§ **Written problem**
Every entry here needs to be repeated exactly.

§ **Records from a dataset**
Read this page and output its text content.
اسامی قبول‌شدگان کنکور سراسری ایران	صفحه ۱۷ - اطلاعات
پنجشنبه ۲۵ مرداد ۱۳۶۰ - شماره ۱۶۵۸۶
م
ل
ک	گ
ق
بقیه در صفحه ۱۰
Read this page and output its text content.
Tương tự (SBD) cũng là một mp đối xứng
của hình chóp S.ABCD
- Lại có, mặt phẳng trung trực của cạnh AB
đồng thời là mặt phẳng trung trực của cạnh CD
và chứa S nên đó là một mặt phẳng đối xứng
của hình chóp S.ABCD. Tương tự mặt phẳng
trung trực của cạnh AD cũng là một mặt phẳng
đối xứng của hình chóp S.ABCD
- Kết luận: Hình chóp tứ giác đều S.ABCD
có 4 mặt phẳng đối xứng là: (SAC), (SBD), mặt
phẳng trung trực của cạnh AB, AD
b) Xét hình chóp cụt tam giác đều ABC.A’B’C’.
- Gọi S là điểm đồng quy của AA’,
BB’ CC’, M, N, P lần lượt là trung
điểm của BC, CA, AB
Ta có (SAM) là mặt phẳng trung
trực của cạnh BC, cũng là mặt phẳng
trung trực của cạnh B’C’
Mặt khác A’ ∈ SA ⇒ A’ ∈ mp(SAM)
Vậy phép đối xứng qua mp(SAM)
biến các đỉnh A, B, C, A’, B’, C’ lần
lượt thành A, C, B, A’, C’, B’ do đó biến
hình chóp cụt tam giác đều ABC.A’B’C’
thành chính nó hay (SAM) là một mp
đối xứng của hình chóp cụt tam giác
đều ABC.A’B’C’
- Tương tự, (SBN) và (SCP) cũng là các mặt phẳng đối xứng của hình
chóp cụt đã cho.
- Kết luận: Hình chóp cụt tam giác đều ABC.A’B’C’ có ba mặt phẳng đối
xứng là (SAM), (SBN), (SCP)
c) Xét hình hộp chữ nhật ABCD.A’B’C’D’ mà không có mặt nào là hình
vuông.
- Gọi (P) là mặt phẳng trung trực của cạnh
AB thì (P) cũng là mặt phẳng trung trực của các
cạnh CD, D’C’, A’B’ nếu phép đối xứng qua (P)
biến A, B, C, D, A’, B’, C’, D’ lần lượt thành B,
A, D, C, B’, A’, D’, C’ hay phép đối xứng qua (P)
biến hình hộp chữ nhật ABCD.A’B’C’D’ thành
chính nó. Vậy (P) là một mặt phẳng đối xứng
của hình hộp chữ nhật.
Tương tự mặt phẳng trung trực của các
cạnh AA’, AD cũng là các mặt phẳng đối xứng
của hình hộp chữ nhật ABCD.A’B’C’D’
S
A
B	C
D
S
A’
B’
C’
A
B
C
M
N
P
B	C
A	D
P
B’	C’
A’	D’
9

§ **Finished task**
Read this page and output its text content.
اسامی قبول‌شدگان کنکور سراسری ایران	صفحه ۱۷ - اطلاعات
پنجشنبه ۲۵ مرداد ۱۳۶۰ - شماره ۱۶۵۸۶
م
ل
ک	گ
ق
بقیه در صفحه ۱۰
Read this page and output its text content.
Tương tự (SBD) cũng là một mp đối xứng
của hình chóp S.ABCD
- Lại có, mặt phẳng trung trực của cạnh AB
đồng thời là mặt phẳng trung trực của cạnh CD
và chứa S nên đó là một mặt phẳng đối xứng
của hình chóp S.ABCD. Tương tự mặt phẳng
trung trực của cạnh AD cũng là một mặt phẳng
đối xứng của hình chóp S.ABCD
- Kết luận: Hình chóp tứ giác đều S.ABCD
có 4 mặt phẳng đối xứng là: (SAC), (SBD), mặt
phẳng trung trực của cạnh AB, AD
b) Xét hình chóp cụt tam giác đều ABC.A’B’C’.
- Gọi S là điểm đồng quy của AA’,
BB’ CC’, M, N, P lần lượt là trung
điểm của BC, CA, AB
Ta có (SAM) là mặt phẳng trung
trực của cạnh BC, cũng là mặt phẳng
trung trực của cạnh B’C’
Mặt khác A’ ∈ SA ⇒ A’ ∈ mp(SAM)
Vậy phép đối xứng qua mp(SAM)
biến các đỉnh A, B, C, A’, B’, C’ lần
lượt thành A, C, B, A’, C’, B’ do đó biến
hình chóp cụt tam giác đều ABC.A’B’C’
thành chính nó hay (SAM) là một mp
đối xứng của hình chóp cụt tam giác
đều ABC.A’B’C’
- Tương tự, (SBN) và (SCP) cũng là các mặt phẳng đối xứng của hình
chóp cụt đã cho.
- Kết luận: Hình chóp cụt tam giác đều ABC.A’B’C’ có ba mặt phẳng đối
xứng là (SAM), (SBN), (SCP)
c) Xét hình hộp chữ nhật ABCD.A’B’C’D’ mà không có mặt nào là hình
vuông.
- Gọi (P) là mặt phẳng trung trực của cạnh
AB thì (P) cũng là mặt phẳng trung trực của các
cạnh CD, D’C’, A’B’ nếu phép đối xứng qua (P)
biến A, B, C, D, A’, B’, C’, D’ lần lượt thành B,
A, D, C, B’, A’, D’, C’ hay phép đối xứng qua (P)
biến hình hộp chữ nhật ABCD.A’B’C’D’ thành
chính nó. Vậy (P) là một mặt phẳng đối xứng
của hình hộp chữ nhật.
Tương tự mặt phẳng trung trực của các
cạnh AA’, AD cũng là các mặt phẳng đối xứng
của hình hộp chữ nhật ABCD.A’B’C’D’
S
A
B	C
D
S
A’
B’
C’
A
B
C
M
N
P
B	C
A	D
P
B’	C’
A’	D’
9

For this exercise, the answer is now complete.